--- BEGIN ---
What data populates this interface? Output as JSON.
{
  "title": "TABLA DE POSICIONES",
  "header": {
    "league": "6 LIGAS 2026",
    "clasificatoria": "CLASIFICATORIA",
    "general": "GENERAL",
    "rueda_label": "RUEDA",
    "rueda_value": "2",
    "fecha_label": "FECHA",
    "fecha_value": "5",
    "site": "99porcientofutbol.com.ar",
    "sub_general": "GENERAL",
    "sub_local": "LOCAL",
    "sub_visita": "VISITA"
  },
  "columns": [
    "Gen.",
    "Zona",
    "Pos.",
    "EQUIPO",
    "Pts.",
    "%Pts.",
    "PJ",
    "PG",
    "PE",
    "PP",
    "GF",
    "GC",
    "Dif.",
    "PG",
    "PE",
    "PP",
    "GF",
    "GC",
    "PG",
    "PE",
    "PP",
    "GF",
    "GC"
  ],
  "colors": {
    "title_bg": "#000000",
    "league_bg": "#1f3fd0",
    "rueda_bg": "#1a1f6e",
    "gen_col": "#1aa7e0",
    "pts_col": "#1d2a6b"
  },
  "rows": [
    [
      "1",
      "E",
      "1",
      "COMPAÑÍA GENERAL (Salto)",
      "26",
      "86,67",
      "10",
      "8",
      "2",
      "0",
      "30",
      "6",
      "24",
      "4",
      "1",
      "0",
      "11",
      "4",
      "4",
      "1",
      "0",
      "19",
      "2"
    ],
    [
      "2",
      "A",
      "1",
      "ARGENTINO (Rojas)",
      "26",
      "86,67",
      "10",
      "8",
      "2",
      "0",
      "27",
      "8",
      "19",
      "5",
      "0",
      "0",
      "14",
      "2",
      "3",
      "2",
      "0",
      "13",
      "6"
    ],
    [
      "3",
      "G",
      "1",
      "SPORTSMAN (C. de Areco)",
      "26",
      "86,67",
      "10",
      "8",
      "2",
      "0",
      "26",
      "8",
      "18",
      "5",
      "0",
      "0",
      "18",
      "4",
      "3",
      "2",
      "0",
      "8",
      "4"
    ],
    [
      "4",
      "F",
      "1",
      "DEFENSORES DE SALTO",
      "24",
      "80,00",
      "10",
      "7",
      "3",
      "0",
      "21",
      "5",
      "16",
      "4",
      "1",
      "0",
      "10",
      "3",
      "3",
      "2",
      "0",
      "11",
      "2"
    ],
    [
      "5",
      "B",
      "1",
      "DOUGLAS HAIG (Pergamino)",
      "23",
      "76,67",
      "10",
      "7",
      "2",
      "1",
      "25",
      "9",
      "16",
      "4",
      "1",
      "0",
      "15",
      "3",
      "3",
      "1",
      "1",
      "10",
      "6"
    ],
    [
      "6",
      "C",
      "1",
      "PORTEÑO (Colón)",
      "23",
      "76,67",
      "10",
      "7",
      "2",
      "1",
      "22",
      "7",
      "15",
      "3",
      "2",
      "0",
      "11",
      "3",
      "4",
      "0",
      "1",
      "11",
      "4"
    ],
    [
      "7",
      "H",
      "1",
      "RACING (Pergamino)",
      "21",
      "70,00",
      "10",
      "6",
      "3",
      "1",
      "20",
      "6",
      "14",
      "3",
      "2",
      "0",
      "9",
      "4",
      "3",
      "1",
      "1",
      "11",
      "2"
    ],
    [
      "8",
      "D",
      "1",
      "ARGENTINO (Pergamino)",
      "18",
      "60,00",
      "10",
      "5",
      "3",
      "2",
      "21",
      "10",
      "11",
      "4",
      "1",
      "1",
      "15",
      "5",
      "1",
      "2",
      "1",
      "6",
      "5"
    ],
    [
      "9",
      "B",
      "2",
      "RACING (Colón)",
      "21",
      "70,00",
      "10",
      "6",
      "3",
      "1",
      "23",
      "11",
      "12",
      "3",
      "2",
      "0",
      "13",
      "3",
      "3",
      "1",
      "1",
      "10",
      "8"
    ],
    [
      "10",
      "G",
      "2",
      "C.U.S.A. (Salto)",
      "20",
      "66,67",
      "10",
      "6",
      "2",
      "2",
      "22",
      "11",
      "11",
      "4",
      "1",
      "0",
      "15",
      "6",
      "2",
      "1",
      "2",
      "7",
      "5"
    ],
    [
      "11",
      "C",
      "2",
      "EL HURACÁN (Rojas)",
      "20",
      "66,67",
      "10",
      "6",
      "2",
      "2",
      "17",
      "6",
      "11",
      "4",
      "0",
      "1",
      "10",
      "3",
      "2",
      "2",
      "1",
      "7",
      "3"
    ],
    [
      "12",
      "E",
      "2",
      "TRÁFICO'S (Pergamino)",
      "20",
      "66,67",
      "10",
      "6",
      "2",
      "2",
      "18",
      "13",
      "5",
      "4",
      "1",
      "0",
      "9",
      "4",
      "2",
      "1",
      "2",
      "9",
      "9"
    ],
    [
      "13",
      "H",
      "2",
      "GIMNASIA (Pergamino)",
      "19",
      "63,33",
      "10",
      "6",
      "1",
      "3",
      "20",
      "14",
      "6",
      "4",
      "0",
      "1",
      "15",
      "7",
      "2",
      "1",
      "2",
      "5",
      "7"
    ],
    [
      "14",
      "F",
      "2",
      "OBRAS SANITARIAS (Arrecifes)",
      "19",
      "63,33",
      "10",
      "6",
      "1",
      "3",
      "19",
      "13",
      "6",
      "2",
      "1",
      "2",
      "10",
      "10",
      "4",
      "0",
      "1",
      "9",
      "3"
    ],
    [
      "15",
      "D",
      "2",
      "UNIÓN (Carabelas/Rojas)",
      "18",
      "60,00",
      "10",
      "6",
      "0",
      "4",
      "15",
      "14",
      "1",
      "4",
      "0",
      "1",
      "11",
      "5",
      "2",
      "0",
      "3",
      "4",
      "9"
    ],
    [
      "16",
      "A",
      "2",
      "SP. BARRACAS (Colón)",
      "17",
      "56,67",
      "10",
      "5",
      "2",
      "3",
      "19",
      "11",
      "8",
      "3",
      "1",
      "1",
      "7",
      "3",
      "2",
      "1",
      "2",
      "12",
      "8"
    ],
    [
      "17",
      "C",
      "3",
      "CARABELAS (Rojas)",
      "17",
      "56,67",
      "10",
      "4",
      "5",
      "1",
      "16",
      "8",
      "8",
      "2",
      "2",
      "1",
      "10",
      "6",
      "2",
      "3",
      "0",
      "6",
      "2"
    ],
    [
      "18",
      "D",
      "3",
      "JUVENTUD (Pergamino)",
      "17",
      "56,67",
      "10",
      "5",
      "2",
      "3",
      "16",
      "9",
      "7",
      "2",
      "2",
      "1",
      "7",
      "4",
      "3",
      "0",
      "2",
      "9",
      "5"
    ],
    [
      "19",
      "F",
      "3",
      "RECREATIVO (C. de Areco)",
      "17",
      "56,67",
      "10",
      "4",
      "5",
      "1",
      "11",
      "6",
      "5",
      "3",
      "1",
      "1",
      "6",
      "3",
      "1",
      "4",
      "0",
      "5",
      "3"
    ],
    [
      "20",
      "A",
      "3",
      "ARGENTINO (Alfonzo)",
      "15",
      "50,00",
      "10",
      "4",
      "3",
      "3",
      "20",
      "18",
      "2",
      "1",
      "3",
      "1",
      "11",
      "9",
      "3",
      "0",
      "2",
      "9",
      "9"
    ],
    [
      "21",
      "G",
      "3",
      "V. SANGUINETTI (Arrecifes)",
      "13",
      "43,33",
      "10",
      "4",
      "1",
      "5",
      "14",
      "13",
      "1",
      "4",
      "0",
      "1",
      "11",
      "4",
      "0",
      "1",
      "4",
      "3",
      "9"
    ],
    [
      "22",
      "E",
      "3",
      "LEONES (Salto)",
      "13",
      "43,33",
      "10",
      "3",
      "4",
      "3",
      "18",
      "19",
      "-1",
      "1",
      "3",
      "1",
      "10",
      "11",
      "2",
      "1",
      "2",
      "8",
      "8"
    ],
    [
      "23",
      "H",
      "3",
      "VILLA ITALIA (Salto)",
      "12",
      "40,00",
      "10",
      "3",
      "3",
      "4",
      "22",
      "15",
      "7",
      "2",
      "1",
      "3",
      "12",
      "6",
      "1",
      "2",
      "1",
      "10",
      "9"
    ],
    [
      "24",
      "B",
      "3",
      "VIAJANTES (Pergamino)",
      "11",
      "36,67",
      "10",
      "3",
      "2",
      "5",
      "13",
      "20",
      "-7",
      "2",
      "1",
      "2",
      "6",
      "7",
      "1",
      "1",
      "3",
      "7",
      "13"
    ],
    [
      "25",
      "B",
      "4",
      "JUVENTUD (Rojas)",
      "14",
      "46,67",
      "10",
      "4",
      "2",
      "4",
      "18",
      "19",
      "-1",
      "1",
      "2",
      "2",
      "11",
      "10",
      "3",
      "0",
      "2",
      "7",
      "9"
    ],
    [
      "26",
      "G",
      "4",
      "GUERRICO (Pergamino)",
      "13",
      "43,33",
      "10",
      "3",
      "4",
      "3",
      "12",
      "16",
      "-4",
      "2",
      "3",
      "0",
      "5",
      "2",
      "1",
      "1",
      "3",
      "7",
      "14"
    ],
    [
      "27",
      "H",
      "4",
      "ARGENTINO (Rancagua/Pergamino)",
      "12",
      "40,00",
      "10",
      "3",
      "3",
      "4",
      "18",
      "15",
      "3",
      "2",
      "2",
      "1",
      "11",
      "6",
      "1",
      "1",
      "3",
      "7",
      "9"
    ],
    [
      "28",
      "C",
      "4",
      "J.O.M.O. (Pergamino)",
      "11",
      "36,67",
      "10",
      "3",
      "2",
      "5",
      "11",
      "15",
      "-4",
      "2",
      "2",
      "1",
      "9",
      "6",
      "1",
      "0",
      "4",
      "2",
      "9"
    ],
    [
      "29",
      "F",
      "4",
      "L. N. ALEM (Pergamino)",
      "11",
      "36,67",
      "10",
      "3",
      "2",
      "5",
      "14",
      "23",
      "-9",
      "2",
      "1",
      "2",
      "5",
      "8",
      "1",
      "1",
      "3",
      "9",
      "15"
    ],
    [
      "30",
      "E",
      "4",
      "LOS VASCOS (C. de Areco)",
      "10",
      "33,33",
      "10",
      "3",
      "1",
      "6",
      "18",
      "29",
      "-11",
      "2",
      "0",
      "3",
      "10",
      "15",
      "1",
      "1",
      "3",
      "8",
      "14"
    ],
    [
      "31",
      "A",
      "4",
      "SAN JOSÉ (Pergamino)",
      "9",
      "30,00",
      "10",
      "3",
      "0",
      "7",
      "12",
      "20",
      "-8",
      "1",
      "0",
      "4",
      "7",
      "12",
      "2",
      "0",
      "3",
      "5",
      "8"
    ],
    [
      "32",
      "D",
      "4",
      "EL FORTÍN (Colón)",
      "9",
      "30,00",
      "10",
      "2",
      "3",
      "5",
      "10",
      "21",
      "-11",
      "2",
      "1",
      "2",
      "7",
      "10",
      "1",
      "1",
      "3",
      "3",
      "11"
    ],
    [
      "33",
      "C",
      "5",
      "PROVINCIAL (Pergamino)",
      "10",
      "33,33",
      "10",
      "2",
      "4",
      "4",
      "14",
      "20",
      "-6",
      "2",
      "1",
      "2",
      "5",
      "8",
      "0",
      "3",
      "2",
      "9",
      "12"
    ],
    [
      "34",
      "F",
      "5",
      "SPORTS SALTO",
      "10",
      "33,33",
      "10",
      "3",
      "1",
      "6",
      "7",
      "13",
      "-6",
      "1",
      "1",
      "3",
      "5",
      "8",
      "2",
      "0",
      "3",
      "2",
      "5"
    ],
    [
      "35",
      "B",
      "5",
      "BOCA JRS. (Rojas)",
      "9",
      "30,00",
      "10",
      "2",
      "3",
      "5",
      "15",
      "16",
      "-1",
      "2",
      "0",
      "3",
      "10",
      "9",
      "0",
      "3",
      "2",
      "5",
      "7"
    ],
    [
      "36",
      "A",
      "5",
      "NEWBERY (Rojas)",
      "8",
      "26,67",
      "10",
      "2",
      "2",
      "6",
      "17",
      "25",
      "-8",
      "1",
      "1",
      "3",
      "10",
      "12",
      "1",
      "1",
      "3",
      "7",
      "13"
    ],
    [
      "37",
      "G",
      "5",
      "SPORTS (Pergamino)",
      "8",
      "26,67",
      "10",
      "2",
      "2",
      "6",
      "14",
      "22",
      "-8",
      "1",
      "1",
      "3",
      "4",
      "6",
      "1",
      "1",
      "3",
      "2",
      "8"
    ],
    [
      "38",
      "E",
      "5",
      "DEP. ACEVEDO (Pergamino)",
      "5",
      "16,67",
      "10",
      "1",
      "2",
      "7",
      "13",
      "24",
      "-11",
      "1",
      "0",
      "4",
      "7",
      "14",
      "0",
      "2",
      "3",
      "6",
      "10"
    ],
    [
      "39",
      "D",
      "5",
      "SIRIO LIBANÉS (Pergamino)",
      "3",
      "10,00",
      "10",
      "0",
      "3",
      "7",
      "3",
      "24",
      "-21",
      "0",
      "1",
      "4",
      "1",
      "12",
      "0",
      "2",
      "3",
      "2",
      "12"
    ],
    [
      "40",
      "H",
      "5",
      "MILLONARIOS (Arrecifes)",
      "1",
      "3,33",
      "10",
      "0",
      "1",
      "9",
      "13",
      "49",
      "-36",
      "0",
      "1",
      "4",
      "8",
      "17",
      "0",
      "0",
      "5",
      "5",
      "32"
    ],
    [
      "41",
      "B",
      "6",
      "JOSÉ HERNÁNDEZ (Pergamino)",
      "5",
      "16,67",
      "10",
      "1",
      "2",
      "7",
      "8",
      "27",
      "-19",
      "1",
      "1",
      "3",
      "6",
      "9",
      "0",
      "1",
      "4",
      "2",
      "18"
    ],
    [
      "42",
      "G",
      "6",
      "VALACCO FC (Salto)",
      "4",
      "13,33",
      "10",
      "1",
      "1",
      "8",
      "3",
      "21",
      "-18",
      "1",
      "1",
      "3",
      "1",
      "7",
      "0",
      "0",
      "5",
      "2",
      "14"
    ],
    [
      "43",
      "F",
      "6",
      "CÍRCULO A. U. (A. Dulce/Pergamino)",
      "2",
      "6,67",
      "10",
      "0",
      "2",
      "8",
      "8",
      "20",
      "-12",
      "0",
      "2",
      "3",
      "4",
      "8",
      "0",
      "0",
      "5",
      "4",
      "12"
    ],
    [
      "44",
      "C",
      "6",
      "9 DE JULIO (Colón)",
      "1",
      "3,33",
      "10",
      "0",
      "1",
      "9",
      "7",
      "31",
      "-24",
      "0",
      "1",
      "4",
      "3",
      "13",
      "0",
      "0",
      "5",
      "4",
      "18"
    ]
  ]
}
--- END ---
Return each line that includes "JOSÉ".

**Solved exercise**
      "SAN JOSÉ (Pergamino)",
      "JOSÉ HERNÁNDEZ (Pergamino)",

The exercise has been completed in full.